■ Brief:
Take each line containing "EASTER" and report it exactly as written.
────────
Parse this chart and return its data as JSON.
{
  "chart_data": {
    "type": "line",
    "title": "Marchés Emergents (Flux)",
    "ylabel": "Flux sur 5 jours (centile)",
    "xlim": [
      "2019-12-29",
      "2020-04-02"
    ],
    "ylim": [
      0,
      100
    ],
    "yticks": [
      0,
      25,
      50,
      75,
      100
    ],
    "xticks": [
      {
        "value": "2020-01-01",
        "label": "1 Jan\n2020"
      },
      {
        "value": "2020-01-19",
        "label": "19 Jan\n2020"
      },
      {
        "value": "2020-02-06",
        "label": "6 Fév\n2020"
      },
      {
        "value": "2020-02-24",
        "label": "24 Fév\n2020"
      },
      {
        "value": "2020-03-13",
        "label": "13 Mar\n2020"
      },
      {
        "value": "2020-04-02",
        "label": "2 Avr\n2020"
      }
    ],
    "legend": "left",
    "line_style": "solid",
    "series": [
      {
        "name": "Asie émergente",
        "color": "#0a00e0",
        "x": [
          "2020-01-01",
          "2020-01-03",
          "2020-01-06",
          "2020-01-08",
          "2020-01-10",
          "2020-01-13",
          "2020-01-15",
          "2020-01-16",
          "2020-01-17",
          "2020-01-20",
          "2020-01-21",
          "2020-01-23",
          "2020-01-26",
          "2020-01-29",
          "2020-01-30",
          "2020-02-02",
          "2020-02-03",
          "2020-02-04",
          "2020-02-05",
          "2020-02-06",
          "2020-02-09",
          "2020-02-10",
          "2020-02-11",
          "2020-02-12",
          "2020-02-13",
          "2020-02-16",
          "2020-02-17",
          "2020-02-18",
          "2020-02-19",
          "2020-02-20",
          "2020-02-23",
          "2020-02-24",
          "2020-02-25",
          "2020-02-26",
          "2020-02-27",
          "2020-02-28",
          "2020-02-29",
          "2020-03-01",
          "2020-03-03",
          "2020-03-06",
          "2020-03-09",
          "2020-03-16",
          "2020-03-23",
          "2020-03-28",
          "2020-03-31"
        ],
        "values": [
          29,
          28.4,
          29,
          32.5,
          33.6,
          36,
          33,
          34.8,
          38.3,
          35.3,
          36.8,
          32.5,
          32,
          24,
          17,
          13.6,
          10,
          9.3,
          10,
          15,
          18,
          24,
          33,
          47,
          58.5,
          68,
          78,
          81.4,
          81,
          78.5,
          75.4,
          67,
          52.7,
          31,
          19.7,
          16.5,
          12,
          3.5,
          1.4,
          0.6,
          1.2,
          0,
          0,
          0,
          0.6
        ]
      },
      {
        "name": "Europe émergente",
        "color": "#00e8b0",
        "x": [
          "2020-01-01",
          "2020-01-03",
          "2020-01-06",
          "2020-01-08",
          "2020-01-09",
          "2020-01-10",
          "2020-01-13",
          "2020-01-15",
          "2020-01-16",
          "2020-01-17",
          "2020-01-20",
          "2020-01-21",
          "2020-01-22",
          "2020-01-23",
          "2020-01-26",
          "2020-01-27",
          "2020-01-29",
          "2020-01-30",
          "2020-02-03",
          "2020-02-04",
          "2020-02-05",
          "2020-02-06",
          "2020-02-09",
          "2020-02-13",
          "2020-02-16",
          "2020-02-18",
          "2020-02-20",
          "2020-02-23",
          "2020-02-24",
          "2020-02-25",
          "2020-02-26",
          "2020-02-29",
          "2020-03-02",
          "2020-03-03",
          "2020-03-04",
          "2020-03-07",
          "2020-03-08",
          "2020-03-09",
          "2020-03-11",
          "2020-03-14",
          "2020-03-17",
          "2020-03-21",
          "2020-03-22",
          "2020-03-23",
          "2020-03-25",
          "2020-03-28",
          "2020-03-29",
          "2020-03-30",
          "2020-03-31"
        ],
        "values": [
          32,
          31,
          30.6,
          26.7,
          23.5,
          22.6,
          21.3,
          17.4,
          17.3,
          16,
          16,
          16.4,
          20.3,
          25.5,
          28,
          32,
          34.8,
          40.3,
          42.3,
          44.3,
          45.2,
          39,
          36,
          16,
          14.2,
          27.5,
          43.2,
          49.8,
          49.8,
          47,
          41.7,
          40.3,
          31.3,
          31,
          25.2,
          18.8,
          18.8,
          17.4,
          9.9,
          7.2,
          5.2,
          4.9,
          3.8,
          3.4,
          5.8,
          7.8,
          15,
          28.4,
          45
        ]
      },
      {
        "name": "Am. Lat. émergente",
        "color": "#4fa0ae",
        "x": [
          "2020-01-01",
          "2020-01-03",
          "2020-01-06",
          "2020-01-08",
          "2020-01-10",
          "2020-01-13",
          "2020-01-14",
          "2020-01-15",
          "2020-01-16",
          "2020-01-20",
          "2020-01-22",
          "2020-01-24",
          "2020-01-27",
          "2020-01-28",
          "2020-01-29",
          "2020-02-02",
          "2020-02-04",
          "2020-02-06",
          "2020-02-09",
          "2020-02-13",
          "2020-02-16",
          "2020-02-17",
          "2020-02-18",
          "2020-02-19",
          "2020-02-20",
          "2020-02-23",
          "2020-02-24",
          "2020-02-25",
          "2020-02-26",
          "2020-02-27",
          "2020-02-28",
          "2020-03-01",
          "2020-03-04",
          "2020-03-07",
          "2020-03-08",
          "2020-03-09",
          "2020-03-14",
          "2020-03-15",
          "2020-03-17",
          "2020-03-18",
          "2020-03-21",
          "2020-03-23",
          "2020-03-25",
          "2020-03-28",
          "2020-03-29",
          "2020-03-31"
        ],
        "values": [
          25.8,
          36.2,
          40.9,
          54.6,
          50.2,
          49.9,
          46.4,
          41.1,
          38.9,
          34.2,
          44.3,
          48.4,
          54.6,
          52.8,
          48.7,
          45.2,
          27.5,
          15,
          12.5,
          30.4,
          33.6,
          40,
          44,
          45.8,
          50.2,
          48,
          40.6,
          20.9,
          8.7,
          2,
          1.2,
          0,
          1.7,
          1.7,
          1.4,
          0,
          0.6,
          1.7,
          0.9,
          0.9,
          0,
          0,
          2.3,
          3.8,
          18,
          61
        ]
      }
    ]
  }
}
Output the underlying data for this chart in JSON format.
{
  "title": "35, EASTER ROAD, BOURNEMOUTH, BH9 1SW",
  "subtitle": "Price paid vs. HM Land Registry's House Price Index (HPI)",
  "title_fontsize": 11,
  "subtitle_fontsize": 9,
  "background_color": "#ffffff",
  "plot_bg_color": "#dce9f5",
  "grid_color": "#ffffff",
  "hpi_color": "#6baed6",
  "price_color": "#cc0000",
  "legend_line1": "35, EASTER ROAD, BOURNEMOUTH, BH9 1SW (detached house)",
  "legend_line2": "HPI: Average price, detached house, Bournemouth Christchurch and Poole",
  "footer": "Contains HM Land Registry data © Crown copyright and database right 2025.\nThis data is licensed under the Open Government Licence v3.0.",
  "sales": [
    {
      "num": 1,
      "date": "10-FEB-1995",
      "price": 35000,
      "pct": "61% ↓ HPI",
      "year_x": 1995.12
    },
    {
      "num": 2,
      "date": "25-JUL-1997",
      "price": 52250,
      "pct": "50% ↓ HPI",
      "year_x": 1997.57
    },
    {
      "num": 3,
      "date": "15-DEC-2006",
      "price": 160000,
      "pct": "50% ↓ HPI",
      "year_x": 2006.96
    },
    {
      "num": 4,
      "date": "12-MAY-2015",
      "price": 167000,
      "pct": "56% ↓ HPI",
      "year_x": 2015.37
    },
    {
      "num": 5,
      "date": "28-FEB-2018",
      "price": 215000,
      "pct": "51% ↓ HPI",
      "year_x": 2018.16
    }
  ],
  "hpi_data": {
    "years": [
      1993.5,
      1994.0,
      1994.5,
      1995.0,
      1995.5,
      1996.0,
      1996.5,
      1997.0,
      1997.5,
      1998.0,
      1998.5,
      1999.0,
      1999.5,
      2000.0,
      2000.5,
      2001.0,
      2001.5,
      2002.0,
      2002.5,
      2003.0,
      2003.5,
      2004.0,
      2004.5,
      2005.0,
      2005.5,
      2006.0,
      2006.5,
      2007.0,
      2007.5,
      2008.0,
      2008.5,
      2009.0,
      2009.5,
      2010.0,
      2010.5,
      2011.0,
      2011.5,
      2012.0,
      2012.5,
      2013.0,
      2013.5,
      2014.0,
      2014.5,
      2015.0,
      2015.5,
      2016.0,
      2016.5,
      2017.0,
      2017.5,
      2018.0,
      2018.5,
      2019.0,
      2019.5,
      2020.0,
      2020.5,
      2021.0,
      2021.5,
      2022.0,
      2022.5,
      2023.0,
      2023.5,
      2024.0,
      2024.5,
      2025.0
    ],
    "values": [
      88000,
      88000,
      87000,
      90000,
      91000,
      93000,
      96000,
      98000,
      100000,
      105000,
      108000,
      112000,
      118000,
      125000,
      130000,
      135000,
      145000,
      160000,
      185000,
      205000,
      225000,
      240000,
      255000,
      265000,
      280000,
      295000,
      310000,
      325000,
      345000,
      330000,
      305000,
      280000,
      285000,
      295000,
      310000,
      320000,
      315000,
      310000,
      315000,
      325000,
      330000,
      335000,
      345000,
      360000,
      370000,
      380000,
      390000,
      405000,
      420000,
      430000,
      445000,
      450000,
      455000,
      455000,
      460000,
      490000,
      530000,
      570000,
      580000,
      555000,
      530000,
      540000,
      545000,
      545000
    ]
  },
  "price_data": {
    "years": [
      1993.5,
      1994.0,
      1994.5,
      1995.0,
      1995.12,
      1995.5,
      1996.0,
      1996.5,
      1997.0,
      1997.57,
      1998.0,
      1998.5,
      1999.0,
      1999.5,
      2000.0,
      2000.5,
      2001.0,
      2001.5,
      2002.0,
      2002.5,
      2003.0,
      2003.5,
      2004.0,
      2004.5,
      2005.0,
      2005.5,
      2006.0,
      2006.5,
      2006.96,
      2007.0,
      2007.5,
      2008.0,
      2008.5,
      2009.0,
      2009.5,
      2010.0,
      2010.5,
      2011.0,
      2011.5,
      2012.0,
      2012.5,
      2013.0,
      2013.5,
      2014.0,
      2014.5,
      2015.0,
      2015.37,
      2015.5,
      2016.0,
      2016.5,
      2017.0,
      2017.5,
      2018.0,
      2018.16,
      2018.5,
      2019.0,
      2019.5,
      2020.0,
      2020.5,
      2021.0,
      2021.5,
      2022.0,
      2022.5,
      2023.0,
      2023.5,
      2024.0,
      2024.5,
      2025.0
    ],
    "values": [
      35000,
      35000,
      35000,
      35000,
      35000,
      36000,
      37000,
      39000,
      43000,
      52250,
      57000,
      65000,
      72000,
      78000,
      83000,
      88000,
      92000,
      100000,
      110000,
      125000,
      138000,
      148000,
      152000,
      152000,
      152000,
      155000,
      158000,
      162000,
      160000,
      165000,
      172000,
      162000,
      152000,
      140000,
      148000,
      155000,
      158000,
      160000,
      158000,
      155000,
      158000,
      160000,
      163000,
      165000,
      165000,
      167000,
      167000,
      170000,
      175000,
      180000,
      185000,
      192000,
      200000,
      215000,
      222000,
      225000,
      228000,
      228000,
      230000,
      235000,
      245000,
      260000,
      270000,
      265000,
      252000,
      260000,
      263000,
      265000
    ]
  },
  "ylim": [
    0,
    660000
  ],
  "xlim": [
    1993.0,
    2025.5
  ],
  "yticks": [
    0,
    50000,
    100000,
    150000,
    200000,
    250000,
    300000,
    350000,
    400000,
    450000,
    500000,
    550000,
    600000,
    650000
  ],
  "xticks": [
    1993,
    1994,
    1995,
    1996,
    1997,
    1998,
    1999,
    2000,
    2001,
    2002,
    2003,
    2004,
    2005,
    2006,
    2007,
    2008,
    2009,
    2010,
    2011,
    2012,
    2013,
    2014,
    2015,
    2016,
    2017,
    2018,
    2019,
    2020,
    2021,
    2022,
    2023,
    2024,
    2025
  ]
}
────────
■ Solution to this exercise:
  "title": "35, EASTER ROAD, BOURNEMOUTH, BH9 1SW",
  "legend_line1": "35, EASTER ROAD, BOURNEMOUTH, BH9 1SW (detached house)",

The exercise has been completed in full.